Do this: Reproduce the records from the start through the line that contains "correlation-circle-CholCheck-NoDocbcCost <box>472 230", replacing every "Veggies" with "Vegetables" and leaving everything else unchanged.

++++ Dataset content

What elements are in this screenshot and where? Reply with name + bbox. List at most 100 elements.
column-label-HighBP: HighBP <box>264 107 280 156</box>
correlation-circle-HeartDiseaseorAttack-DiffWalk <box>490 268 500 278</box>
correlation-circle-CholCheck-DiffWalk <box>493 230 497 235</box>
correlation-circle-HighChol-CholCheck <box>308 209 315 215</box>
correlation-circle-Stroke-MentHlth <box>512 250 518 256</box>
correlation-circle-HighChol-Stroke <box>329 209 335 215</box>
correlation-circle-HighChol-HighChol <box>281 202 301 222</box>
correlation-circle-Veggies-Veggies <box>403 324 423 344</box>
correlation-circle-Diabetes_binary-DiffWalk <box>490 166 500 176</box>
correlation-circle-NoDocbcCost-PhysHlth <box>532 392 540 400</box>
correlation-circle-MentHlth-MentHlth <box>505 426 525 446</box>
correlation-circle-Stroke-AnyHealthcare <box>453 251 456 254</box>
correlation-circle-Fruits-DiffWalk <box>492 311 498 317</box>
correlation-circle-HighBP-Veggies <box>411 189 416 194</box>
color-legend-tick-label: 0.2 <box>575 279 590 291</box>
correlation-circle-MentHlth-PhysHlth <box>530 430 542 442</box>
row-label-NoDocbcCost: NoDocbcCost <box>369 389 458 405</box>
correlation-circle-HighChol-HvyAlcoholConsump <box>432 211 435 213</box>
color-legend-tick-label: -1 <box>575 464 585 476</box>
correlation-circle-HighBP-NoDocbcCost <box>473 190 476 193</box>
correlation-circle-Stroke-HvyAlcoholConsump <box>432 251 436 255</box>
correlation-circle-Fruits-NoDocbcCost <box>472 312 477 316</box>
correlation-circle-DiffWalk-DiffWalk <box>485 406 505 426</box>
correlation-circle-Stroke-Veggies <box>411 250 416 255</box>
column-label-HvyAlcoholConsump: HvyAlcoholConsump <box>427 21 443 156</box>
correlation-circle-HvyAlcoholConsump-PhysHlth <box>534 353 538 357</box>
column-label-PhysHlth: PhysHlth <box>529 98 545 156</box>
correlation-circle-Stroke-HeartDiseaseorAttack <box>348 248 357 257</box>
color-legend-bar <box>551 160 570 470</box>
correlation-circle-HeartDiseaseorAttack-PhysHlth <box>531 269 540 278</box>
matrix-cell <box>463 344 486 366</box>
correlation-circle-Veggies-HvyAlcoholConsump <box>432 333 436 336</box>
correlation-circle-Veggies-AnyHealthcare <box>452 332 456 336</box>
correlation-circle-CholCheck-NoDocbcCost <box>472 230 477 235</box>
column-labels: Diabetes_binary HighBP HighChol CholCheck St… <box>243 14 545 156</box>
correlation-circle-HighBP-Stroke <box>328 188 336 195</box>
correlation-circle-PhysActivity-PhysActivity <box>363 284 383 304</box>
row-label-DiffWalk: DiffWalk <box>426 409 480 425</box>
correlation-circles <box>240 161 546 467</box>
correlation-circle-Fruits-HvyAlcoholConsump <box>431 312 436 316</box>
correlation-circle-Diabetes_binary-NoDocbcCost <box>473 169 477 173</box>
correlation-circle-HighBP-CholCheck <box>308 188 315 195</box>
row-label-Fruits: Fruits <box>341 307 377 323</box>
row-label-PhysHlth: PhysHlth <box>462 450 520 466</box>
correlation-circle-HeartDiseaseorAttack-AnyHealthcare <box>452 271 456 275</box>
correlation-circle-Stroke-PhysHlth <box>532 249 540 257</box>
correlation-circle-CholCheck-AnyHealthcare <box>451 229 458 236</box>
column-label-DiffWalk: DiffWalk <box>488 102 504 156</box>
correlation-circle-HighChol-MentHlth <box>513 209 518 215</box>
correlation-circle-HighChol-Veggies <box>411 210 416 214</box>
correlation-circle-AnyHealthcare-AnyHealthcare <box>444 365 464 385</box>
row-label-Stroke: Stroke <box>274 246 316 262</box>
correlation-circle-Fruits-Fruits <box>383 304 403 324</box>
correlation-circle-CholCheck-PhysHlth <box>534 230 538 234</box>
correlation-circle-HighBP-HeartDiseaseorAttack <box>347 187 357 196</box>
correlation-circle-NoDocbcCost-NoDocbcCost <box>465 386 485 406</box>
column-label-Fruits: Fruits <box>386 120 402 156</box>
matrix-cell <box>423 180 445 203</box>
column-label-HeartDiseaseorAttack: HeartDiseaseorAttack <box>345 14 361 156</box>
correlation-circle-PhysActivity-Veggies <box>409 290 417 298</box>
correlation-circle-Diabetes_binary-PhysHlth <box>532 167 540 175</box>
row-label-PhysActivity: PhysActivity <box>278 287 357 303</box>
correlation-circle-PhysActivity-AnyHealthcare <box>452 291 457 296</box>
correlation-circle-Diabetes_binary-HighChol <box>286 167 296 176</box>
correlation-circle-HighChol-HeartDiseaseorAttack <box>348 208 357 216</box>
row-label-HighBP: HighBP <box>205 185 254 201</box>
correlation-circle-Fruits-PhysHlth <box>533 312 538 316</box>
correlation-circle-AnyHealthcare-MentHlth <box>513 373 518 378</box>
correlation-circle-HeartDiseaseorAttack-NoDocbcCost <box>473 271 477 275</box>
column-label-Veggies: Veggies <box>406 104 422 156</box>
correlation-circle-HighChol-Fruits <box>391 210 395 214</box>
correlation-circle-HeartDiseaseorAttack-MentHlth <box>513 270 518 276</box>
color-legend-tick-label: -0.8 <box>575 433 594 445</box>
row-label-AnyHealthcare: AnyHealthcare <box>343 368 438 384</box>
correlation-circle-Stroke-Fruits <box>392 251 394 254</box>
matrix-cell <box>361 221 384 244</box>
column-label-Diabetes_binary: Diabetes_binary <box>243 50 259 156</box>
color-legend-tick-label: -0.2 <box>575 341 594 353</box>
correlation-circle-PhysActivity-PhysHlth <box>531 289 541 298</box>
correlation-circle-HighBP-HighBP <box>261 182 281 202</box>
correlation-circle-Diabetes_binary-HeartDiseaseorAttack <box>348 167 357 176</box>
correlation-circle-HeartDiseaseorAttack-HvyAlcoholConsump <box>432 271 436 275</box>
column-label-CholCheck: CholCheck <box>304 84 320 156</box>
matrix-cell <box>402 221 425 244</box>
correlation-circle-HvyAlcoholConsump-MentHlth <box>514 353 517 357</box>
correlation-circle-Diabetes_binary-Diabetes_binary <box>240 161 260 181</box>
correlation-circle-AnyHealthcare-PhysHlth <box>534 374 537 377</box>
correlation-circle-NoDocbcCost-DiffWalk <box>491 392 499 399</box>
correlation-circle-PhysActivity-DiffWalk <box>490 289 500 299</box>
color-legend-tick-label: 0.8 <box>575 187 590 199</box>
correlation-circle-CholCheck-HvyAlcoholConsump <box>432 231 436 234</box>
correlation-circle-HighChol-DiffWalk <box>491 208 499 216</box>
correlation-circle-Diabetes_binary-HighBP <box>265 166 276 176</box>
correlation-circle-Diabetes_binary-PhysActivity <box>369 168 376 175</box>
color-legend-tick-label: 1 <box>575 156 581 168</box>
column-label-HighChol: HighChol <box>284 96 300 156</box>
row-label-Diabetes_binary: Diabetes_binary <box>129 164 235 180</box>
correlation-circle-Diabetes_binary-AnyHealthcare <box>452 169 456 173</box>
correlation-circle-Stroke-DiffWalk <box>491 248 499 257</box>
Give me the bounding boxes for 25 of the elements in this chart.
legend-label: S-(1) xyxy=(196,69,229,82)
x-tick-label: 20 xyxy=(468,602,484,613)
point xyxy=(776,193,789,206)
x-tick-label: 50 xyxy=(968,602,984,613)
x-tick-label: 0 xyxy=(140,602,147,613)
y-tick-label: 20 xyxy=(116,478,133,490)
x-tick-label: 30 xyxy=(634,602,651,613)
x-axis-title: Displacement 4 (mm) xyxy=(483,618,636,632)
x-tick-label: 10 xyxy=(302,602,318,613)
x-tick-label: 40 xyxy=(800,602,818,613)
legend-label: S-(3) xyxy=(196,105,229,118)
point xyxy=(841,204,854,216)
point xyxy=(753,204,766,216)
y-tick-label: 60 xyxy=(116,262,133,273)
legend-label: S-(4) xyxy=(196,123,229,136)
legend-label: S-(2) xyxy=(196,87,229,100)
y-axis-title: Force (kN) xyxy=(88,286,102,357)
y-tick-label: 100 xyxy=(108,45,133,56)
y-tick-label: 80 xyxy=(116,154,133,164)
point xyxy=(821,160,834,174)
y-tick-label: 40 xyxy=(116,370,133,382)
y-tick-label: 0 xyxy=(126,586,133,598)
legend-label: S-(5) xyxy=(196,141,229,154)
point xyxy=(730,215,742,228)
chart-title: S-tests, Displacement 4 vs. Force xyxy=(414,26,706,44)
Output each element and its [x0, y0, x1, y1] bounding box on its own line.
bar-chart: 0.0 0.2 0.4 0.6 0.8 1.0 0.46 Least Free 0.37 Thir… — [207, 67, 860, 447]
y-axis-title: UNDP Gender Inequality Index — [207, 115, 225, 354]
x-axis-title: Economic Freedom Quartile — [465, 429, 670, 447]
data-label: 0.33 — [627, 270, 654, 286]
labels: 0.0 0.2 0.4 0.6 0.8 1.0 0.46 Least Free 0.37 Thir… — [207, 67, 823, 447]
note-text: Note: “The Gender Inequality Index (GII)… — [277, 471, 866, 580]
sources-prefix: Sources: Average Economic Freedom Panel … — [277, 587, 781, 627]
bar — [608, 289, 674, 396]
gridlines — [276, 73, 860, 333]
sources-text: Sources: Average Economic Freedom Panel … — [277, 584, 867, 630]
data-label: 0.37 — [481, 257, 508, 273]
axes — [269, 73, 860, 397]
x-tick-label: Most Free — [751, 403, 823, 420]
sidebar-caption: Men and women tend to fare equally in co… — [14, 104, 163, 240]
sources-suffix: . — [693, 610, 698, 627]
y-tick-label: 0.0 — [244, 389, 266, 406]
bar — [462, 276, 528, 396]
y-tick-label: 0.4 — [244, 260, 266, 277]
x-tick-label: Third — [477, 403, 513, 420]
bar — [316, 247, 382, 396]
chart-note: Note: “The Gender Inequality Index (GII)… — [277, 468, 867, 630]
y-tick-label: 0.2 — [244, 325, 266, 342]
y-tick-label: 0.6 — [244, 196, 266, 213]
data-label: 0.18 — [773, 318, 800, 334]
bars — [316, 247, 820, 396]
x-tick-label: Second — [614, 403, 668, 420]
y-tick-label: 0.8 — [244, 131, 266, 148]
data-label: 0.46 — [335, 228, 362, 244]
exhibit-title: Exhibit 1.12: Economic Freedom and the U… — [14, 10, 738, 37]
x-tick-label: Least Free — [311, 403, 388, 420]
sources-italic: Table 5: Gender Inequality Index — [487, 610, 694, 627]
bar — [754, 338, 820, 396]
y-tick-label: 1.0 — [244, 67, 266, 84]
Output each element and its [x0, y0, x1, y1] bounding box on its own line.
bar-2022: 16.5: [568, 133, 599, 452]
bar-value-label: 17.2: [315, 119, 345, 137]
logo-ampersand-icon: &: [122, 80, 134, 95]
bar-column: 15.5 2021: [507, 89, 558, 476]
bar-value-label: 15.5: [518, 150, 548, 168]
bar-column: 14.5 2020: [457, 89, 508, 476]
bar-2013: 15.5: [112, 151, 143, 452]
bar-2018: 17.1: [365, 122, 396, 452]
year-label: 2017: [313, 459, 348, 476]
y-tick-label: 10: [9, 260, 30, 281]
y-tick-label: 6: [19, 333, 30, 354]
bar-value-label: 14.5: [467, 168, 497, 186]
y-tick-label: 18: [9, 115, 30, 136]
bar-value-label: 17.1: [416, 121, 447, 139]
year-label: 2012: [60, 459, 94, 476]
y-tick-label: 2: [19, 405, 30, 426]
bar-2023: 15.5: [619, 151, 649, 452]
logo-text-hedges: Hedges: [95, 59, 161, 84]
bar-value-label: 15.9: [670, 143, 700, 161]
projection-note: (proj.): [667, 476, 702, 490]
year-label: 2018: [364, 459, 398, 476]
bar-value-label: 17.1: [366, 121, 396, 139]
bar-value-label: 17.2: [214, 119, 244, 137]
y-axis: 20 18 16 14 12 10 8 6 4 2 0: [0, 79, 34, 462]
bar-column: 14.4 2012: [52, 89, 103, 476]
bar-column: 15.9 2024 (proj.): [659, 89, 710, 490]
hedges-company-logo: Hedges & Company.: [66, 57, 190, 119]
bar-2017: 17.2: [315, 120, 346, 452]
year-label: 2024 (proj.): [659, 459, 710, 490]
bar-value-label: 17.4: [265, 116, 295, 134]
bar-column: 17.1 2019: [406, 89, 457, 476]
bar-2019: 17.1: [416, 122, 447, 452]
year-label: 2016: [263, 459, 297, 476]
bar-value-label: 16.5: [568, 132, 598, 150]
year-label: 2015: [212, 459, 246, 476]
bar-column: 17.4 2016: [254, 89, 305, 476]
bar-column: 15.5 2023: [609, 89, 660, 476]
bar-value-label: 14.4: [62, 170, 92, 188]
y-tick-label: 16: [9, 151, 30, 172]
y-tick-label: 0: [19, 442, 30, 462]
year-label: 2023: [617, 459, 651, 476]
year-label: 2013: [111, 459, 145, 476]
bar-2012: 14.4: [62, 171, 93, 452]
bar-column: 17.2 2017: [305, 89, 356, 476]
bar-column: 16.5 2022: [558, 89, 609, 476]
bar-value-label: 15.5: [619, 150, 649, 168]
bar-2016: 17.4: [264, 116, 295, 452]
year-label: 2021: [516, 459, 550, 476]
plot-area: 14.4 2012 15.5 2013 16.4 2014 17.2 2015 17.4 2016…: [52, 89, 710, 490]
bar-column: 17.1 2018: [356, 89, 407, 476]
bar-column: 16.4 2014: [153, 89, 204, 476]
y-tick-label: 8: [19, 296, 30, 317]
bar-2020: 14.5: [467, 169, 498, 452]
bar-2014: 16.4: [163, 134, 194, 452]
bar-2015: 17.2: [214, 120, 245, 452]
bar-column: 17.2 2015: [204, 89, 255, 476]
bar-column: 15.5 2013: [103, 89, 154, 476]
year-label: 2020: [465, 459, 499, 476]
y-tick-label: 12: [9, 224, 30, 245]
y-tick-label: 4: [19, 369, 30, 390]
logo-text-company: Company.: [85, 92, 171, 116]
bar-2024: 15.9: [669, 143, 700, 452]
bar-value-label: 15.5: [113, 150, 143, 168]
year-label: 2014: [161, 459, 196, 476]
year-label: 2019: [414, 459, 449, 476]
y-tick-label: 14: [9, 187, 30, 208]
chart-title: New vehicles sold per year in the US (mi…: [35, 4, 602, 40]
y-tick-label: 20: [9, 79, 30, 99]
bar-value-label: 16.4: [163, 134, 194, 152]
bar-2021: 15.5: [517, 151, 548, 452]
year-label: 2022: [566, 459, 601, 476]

++++++++

Solved problem:
What elements are in this screenshot and where? Reply with name + bbox. List at most 100 elements.
column-label-HighBP: HighBP <box>264 107 280 156</box>
correlation-circle-HeartDiseaseorAttack-DiffWalk <box>490 268 500 278</box>
correlation-circle-CholCheck-DiffWalk <box>493 230 497 235</box>
correlation-circle-HighChol-CholCheck <box>308 209 315 215</box>
correlation-circle-Stroke-MentHlth <box>512 250 518 256</box>
correlation-circle-HighChol-Stroke <box>329 209 335 215</box>
correlation-circle-HighChol-HighChol <box>281 202 301 222</box>
correlation-circle-Vegetables-Vegetables <box>403 324 423 344</box>
correlation-circle-Diabetes_binary-DiffWalk <box>490 166 500 176</box>
correlation-circle-NoDocbcCost-PhysHlth <box>532 392 540 400</box>
correlation-circle-MentHlth-MentHlth <box>505 426 525 446</box>
correlation-circle-Stroke-AnyHealthcare <box>453 251 456 254</box>
correlation-circle-Fruits-DiffWalk <box>492 311 498 317</box>
correlation-circle-HighBP-Vegetables <box>411 189 416 194</box>
color-legend-tick-label: 0.2 <box>575 279 590 291</box>
correlation-circle-MentHlth-PhysHlth <box>530 430 542 442</box>
row-label-NoDocbcCost: NoDocbcCost <box>369 389 458 405</box>
correlation-circle-HighChol-HvyAlcoholConsump <box>432 211 435 213</box>
color-legend-tick-label: -1 <box>575 464 585 476</box>
correlation-circle-HighBP-NoDocbcCost <box>473 190 476 193</box>
correlation-circle-Stroke-HvyAlcoholConsump <box>432 251 436 255</box>
correlation-circle-Fruits-NoDocbcCost <box>472 312 477 316</box>
correlation-circle-DiffWalk-DiffWalk <box>485 406 505 426</box>
correlation-circle-Stroke-Vegetables <box>411 250 416 255</box>
column-label-HvyAlcoholConsump: HvyAlcoholConsump <box>427 21 443 156</box>
correlation-circle-HvyAlcoholConsump-PhysHlth <box>534 353 538 357</box>
column-label-PhysHlth: PhysHlth <box>529 98 545 156</box>
correlation-circle-Stroke-HeartDiseaseorAttack <box>348 248 357 257</box>
color-legend-bar <box>551 160 570 470</box>
correlation-circle-HeartDiseaseorAttack-PhysHlth <box>531 269 540 278</box>
matrix-cell <box>463 344 486 366</box>
correlation-circle-Vegetables-HvyAlcoholConsump <box>432 333 436 336</box>
correlation-circle-Vegetables-AnyHealthcare <box>452 332 456 336</box>
correlation-circle-CholCheck-NoDocbcCost <box>472 230 477 235</box>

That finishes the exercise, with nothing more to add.